## The request
Locate each line containing the string "data" and copy it out.

## Raw records
start
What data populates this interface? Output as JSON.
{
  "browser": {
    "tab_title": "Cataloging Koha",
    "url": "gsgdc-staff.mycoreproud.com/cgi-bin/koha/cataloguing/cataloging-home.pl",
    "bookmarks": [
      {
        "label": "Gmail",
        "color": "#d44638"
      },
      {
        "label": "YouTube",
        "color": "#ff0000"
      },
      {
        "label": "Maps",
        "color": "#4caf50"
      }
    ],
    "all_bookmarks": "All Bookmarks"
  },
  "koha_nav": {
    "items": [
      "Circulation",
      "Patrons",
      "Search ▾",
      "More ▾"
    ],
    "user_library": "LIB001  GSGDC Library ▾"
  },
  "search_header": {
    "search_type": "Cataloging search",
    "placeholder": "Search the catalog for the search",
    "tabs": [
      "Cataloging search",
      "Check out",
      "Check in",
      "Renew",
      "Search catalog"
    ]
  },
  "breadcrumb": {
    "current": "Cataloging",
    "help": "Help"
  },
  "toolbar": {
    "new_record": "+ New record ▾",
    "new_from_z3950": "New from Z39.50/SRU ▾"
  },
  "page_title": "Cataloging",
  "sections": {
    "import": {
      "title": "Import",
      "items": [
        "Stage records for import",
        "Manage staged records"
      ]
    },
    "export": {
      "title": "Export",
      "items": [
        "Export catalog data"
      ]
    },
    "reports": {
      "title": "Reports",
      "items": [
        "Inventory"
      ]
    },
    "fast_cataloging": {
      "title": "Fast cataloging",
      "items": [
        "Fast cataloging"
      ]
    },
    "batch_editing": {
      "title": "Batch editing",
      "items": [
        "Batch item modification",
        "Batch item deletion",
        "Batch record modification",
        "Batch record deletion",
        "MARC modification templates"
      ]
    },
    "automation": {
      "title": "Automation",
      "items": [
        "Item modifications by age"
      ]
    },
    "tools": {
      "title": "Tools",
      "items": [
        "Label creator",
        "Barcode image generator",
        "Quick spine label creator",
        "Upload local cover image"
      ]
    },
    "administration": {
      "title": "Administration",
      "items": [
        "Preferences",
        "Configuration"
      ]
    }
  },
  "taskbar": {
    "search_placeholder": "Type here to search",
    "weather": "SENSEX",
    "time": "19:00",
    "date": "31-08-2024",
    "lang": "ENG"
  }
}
end
## Response to this task
What data populates this interface? Output as JSON.
        "Export catalog data"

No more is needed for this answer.